* WHAT THIS TASK INVOLVES: Images excluded, repeat each entry below exactly.

* SUPPLIED INFORMATION:
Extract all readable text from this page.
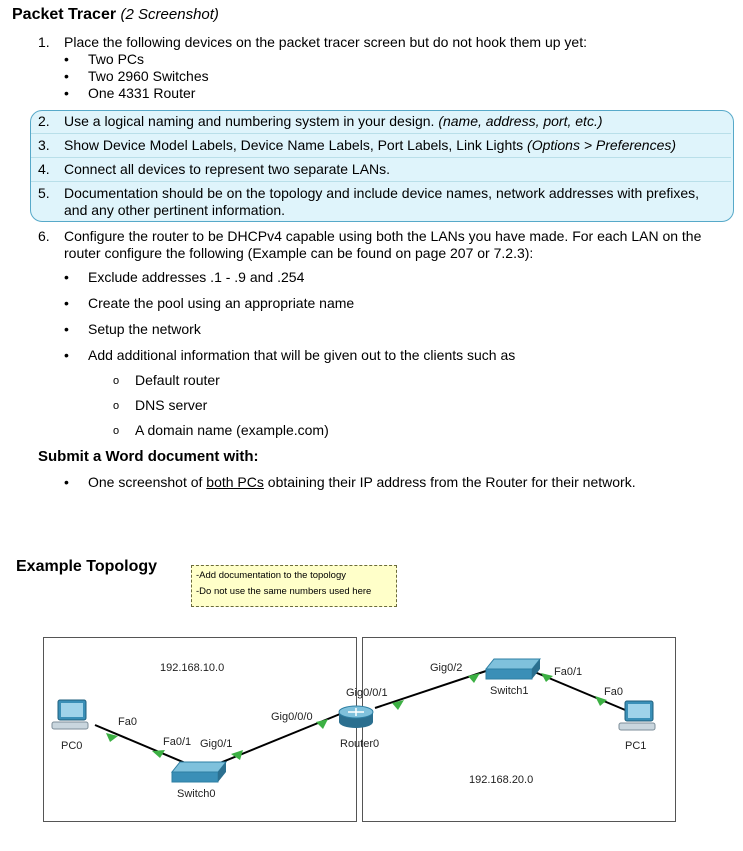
Packet Tracer (2 Screenshot)
1.	Place the following devices on the packet tracer screen but do not hook them up yet:
• Two PCs
• Two 2960 Switches
• One 4331 Router
2.	Use a logical naming and numbering system in your design. (name, address, port, etc.)
3.	Show Device Model Labels, Device Name Labels, Port Labels, Link Lights (Options > Preferences)
4.	Connect all devices to represent two separate LANs.
5.	Documentation should be on the topology and include device names, network addresses with prefixes,
and any other pertinent information.
6.	Configure the router to be DHCPv4 capable using both the LANs you have made. For each LAN on the
router configure the following (Example can be found on page 207 or 7.2.3):
• Exclude addresses .1 - .9 and .254
• Create the pool using an appropriate name
• Setup the network
• Add additional information that will be given out to the clients such as
o Default router
o DNS server
o A domain name (example.com)
Submit a Word document with:
• One screenshot of both PCs obtaining their IP address from the Router for their network.
Example Topology
-Add documentation to the topology
-Do not use the same numbers used here
192.168.10.0
192.168.20.0
PC0	PC1
Switch0
Switch1
Router0
Fa0
Fa0/1 Gig0/1
Gig0/0/0
Gig0/0/1
Gig0/2	Fa0/1
Fa0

* EXPECTED ANSWER:
Extract all readable text from this page.
Packet Tracer (2 Screenshot)
1.	Place the following devices on the packet tracer screen but do not hook them up yet:
• Two PCs
• Two 2960 Switches
• One 4331 Router
2.	Use a logical naming and numbering system in your design. (name, address, port, etc.)
3.	Show Device Model Labels, Device Name Labels, Port Labels, Link Lights (Options > Preferences)
4.	Connect all devices to represent two separate LANs.
5.	Documentation should be on the topology and include device names, network addresses with prefixes,
and any other pertinent information.
6.	Configure the router to be DHCPv4 capable using both the LANs you have made. For each LAN on the
router configure the following (Example can be found on page 207 or 7.2.3):
• Exclude addresses .1 - .9 and .254
• Create the pool using an appropriate name
• Setup the network
• Add additional information that will be given out to the clients such as
o Default router
o DNS server
o A domain name (example.com)
Submit a Word document with:
• One screenshot of both PCs obtaining their IP address from the Router for their network.
Example Topology
-Add documentation to the topology
-Do not use the same numbers used here
192.168.10.0
192.168.20.0
PC0	PC1
Switch0
Switch1
Router0
Fa0
Fa0/1 Gig0/1
Gig0/0/0
Gig0/0/1
Gig0/2	Fa0/1
Fa0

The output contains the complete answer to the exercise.